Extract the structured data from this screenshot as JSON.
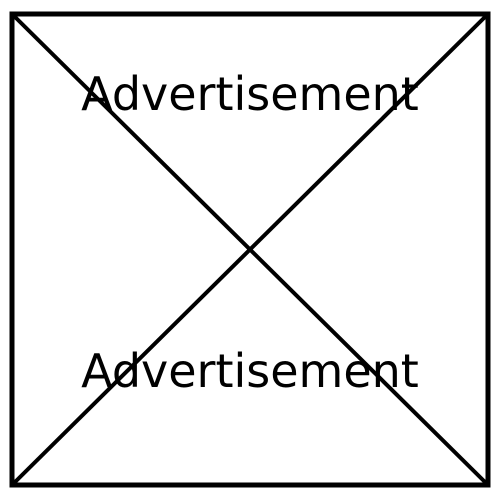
{
  "placeholder": {
    "top_label": "Advertisement",
    "bottom_label": "Advertisement",
    "stroke_color": "#000000",
    "background_color": "#ffffff"
  }
}
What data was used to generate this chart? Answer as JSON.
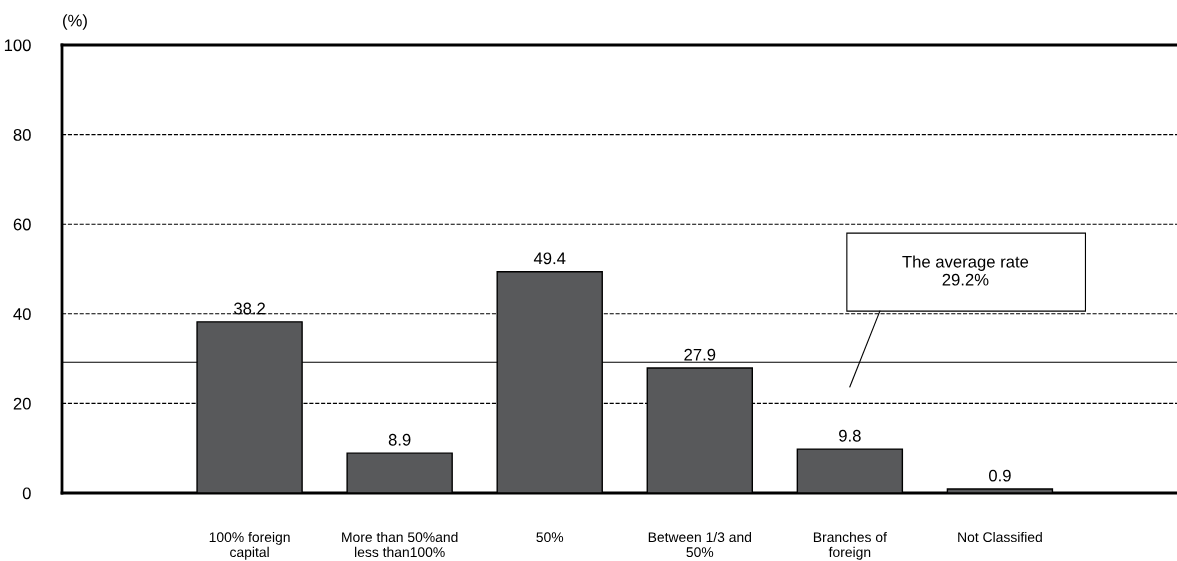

---*---

**TASK GOAL:**
Return every line of the records exactly as given, pictures excluded.

**OUTPUT:**
Extract the structured data from this screenshot as JSON.
{
  "placeholder": {
    "top_label": "Advertisement",
    "bottom_label": "Advertisement",
    "stroke_color": "#000000",
    "background_color": "#ffffff"
  }
}
What data was used to generate this chart? Answer as JSON.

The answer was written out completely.